What this task involves -> Extend the forum discussion of guilt, sexuality, and Buddhism beyond its final line, keeping the tone of the thread.
--- START Supplied passage ---
Guilt arises when we violate a moral standard that we hold true. Sometimes we say we are at terms with a situation just to find out we are just coating it in defense mechanisms. Maybe you were OK with the fact of fantasizing about another woman, but avoided getting what you really wanted (you said you craved it all your life) because you were actually avoiding this guilt that is consuming you right now, which means you might be coming in terms with your sexuality just now (which is common).
Where does the guilt come from? Possibly you have an idea that being with another girl is wrong (somewhere in your mind) and is to that idea that you might be, unknowingly, attached. That would be my guess as to being the root of all your dilemma. If that's the case you have to find out why you hold that belief, reexamine if its valid or not.
That is how I 'read' your post. Sorry if I sound too 'shrinky'.
As far as Buddhism itself goes, I wouldn't call you a bad Buddhist. We all have latent issues. :-P
Thanks all of you for really going to great pains to take the socio-cultural popularist element out of lesbianism and for seeing beneath that. I appreciate it.
The thing is. I wanted girls from the age of 5 or 6. But I had issues. With my mum, with jealousy of other girls, with lacking self-esteem, with feminist rage, with man-hating, with everything. And I didn't want to declare myself lesbian as a reaction to that. I am more than a reaction. So I waited and waited and oh God waited until I had gotten through all that and felt whole. Then I felt ready to meet a girl and to be authentic. So now I'm seeing her and it's not just bringing up the identity thing it's bringing up every other relationship I ever had (as any new relationship would), what I want, what I'm afraid to want...
But can you imagine how bad I felt when we got intimate and this amazing girl held me close and suddenly I become obsessed with the male physique. Oh goodness, I think. She doesn't have one of 'those'. How do I get passed that? I don't want to bring the forum down to something sexual but issues of sex and lust and desire come into busshism. And how.
Sure I have, deep down, a belief that lesbians are disappointed by or scared by men. Even though I fancied girls and cared for girls since I was really small and have never had adverse relationships with men. I like men more than ever, ironically.
It's just that beautiful, spontaneous, intelligent, sensitive as she is I would be honoured to care for her. So I think it's worth over-coming penis envy.
Getting it on with a girl feels too much like trying to make up for the face we're not a man and a women. It feels like were aping straight sex and I thought it would be something different entirely. A whole new world. So if we're just going to play act is that not a sign we should neither of us be doing what we're doing and be with guys.
Weird. So many questions in my mind. And she's not even 25 yet and has never doubted herself since coming out at 17!
What do you all think? (PS thanks for taking me seriously. I don't want to be too graphic but I love this girl and want to get my head straight for the both of us
xx
There can be badness, but there can't be any Buddhist.
--- END Supplied passage ---
--- START Rows ---
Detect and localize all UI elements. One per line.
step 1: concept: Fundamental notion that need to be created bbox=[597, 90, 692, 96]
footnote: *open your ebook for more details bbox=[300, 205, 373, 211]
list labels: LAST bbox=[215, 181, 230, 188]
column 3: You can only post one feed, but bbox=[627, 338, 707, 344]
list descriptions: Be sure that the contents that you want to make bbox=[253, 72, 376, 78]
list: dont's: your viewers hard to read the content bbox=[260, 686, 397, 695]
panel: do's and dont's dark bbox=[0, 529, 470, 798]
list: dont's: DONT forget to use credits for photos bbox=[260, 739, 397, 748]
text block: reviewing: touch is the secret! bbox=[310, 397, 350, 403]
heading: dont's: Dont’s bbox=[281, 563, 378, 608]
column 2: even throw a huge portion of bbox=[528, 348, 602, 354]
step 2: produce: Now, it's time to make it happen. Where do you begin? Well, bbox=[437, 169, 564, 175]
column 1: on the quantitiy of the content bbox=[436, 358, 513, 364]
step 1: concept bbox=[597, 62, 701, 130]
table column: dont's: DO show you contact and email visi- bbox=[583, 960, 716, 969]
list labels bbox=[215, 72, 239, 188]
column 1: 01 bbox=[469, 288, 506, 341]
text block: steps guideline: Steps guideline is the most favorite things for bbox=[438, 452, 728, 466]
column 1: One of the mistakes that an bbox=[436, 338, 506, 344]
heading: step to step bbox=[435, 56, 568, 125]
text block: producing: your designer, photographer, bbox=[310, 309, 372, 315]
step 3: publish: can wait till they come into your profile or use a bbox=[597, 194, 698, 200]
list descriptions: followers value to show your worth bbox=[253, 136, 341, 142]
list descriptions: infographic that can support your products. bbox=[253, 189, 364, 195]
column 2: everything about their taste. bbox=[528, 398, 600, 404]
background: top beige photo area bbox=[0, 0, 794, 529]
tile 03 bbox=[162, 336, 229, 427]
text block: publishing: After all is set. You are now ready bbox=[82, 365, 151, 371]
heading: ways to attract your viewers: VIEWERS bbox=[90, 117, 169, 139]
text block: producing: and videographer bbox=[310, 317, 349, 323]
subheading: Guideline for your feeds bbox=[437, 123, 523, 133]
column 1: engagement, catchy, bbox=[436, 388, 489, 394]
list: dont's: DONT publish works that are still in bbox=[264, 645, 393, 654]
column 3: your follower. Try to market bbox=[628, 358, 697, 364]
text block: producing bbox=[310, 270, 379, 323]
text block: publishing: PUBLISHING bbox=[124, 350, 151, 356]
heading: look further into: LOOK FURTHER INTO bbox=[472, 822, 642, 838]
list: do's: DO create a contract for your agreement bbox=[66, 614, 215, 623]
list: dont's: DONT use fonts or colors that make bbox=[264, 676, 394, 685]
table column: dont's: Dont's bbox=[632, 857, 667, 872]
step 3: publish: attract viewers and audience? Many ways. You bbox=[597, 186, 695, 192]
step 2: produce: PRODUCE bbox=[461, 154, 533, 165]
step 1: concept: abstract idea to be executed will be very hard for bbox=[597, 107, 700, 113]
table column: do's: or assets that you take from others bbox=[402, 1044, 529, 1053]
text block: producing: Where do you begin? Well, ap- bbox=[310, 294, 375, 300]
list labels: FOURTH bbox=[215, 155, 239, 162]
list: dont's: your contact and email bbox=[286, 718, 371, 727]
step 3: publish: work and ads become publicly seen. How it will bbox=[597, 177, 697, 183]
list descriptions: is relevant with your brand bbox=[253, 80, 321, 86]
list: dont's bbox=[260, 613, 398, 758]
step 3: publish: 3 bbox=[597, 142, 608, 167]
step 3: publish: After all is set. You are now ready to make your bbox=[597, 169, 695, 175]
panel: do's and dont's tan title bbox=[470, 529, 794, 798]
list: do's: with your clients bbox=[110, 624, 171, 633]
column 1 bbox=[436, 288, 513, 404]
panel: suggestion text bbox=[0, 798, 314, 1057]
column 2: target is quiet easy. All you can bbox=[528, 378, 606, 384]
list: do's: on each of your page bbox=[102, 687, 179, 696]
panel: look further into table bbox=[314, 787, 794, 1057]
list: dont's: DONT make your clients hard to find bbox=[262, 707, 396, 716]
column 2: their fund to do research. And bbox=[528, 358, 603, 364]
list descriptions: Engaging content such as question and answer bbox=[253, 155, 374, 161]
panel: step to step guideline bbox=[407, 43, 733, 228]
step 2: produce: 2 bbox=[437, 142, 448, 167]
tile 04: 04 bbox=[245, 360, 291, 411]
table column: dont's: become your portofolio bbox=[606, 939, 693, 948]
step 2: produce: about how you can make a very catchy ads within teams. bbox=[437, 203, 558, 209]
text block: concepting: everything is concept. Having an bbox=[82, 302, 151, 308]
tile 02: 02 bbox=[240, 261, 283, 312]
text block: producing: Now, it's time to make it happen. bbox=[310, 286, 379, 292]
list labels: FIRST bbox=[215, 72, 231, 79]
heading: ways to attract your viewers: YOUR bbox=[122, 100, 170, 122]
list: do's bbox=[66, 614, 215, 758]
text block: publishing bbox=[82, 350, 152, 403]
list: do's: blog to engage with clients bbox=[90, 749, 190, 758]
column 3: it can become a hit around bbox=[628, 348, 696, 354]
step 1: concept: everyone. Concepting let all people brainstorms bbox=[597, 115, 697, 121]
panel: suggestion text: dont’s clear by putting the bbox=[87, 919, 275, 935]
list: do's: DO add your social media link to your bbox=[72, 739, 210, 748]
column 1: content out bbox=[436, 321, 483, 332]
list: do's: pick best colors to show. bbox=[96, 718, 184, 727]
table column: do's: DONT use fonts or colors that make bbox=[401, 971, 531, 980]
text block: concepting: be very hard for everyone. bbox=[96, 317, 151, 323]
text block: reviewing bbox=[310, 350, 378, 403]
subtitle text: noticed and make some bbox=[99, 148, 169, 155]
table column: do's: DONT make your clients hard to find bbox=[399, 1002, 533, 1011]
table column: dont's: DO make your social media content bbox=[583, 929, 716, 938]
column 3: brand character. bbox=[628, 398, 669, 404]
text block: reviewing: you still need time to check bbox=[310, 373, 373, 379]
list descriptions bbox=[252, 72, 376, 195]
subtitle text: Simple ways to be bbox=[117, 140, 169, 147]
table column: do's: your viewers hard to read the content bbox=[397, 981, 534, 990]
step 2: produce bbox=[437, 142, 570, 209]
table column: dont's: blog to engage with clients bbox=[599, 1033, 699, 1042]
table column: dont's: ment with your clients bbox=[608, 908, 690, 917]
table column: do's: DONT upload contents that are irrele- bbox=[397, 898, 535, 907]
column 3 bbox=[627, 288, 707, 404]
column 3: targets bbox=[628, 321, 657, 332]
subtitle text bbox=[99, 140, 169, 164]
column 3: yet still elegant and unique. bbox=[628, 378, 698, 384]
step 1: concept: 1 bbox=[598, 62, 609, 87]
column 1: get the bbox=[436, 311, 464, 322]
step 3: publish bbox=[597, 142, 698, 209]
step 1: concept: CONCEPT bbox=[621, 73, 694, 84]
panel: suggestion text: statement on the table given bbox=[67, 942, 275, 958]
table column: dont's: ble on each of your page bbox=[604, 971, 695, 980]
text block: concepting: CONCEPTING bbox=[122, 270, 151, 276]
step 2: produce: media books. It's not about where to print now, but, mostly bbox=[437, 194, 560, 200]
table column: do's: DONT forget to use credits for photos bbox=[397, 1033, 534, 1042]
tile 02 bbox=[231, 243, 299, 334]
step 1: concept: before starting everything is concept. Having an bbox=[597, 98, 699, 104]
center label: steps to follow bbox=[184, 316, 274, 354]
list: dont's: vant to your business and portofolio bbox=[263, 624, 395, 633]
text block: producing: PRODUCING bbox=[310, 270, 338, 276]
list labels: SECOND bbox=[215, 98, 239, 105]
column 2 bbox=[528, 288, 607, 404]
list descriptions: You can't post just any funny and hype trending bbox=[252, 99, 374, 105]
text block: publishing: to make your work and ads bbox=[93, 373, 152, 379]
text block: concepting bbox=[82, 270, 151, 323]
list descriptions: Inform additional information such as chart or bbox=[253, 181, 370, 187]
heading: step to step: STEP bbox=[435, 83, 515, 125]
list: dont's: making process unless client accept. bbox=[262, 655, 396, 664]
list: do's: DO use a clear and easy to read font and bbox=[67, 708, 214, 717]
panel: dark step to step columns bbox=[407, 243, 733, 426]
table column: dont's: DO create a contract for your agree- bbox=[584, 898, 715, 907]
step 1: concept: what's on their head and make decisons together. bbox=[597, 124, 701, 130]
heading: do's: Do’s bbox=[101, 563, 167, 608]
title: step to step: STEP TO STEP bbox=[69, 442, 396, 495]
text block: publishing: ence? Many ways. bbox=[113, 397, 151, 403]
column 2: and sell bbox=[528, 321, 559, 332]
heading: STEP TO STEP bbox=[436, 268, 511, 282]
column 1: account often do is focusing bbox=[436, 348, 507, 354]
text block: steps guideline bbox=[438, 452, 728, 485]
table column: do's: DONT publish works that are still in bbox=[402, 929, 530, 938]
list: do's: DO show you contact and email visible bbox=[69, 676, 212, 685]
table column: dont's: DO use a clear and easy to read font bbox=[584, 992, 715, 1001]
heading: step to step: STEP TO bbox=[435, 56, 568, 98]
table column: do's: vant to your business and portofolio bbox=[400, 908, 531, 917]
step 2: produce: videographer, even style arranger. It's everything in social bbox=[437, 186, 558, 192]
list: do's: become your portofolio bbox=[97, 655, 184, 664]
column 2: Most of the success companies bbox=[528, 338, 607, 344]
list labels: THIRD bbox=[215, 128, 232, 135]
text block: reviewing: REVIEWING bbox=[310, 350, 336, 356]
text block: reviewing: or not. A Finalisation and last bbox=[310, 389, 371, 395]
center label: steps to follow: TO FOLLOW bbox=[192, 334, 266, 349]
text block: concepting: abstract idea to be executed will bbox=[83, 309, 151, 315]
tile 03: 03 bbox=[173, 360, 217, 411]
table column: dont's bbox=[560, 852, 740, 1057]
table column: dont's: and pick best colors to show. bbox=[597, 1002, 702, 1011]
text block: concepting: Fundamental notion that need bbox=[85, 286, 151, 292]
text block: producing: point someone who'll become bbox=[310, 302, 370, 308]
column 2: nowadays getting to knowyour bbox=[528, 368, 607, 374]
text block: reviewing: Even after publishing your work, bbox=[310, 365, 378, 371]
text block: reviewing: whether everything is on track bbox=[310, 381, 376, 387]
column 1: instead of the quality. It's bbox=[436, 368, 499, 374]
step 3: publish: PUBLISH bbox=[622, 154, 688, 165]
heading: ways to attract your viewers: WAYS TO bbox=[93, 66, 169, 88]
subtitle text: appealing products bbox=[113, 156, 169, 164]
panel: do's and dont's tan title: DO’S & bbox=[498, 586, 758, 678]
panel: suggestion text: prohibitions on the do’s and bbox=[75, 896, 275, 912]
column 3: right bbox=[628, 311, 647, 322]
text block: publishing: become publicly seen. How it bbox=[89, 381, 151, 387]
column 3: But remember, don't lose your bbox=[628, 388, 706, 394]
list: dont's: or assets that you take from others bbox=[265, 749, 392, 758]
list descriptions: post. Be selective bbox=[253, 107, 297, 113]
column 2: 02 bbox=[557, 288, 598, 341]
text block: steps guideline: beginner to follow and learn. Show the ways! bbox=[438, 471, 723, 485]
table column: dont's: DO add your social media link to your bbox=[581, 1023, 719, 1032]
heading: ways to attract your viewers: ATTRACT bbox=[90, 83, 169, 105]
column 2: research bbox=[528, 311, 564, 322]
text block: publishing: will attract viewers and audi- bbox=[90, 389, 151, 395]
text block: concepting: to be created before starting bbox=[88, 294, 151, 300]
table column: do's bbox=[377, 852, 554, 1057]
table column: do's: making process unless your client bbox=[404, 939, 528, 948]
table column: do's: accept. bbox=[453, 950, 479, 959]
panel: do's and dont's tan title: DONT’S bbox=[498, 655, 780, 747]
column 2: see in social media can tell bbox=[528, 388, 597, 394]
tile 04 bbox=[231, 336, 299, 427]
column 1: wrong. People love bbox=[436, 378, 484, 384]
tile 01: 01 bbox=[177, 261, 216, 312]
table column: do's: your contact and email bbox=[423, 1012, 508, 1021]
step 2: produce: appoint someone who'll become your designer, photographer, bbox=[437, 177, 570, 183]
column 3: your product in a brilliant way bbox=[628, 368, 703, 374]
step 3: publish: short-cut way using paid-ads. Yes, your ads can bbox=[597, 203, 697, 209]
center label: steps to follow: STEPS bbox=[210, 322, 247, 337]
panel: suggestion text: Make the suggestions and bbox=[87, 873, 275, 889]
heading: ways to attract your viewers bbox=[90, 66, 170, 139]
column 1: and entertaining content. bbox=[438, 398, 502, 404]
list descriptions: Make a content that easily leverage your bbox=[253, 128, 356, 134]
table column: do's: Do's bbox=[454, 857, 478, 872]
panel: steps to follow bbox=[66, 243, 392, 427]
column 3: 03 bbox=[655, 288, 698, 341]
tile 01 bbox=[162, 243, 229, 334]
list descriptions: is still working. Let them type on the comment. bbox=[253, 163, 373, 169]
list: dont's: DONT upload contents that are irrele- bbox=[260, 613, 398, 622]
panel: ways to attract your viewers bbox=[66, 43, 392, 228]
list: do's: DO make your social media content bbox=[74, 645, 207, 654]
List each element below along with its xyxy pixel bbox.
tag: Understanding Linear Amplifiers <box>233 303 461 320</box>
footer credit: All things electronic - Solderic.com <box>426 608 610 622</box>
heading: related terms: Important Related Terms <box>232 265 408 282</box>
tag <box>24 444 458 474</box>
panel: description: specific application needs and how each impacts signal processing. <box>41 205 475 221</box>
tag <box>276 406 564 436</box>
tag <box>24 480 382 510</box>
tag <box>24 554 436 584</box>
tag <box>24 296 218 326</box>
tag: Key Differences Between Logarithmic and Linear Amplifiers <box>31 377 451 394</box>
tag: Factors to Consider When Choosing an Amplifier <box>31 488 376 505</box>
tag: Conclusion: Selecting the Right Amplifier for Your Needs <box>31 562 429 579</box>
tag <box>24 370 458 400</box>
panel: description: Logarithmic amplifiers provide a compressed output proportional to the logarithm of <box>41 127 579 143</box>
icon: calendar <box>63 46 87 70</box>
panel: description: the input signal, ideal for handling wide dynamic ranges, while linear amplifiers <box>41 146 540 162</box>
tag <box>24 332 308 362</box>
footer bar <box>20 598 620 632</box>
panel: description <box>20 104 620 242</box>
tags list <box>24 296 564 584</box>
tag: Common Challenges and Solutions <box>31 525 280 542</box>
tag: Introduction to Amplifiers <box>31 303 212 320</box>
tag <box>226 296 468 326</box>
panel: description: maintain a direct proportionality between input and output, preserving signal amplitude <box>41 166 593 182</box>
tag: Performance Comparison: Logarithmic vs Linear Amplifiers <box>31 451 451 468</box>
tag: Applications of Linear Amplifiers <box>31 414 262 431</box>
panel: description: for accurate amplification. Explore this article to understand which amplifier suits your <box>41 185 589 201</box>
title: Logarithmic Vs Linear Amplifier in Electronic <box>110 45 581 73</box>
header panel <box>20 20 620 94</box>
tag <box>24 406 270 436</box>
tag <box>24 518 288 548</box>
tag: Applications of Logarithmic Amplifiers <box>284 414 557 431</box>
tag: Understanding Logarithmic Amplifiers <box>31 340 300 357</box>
--- END Rows ---
Expected answer ->
It's the obverse to Suzuki Roshi's statement that strictly speaking, there are no enlightened beings, only enlightened actions.
There have been so many great replies here, I'm not sure I can add anything, but I'll take a shot at it...
The food analogy earlier actually had a lot of truth in it. What is same sex love, but just another version of love! It doesn't need to be compared, and shouldn't be compared. It's different, and it has its own nature and character. It's like snow skiing versus water skiing, they're the same, yet different. Both are thrilling, exhillarating, breath-taking... but different. Do you, in the middle of an awesome downhill run think, "Should I be doing this?" "What will my water skiing friends think?" "But I love water skiing so much" "and then there's the sun, and the beach and water" "Ohhh... water envy..."
No.... If you've anyway got your wits about you, you'll pay attention to what you're doing... practice mindfulness... be in that moment... and fully experience it... absorb every bit of it with all your senses... and cherish it for what it is... not how it compares to something else.
If you have been craving this for 25 years (attachment or not) and now you are allowing yourself to experience that... then experience it. The Buddha said when you eat, eat, when you sleep, sleep. Practice mindfullness. Don't waste your energy on analyzing the experience... experience the experience. To paraphrase an old song "Never count your money while you're sitting at the table; there'll be time enough for counting, when the dealing's done!"
You have made some amazing strides this year, and this may well be a natural progression of that. I think you need to embrace it with everything you've got, don't put labels like "lesbian" and "bisexual" on it, just be there. These questions I perceive as roadblocks, perhaps put there by the "old" Sara trying to regain the control she's lost.
I for one, am delighted by your choice, I see it as yet another unfolding of the fabric that is Sara. Don't question each act of unfolding, for if you do, the tapestry that is you, may never be revealed.
Live, Love, Laugh and Be Happy. :om:
I can't post often, so I should try to post well. Your comments are appreciated.
Les
Palzang
Go For It.
Some of us have spent our lives worrying.
Theres not enough time for that.
Listen to your heart, and take the risk.
I hope it works out for you.
Every happiness,
Susie
If you need the threat of eternal damnation to live a good life, then yes, stick with whatever path you are on.
I'm sorry you have nothing better to do than run through our sangha yelling shrilly about your beliefs with your hands clutched firmly over your ears.
I'm happy you've found someone special in your life. My opinion is that as long as the relationship is healthy, and as you put it, "nourishing", I don't believe the gender of your partner is an issue. It's the person that matters.
Regards,
V
And I would strongly suggest you find some street corner to do it on rather than a Buddhist forum, thank you very much.
Palzang
Sounds very much where you are, with your fingers in your ears, screaming "La la la!! I can't hear you!"
So you remain "In Stuc" and carry on making it up as you go along....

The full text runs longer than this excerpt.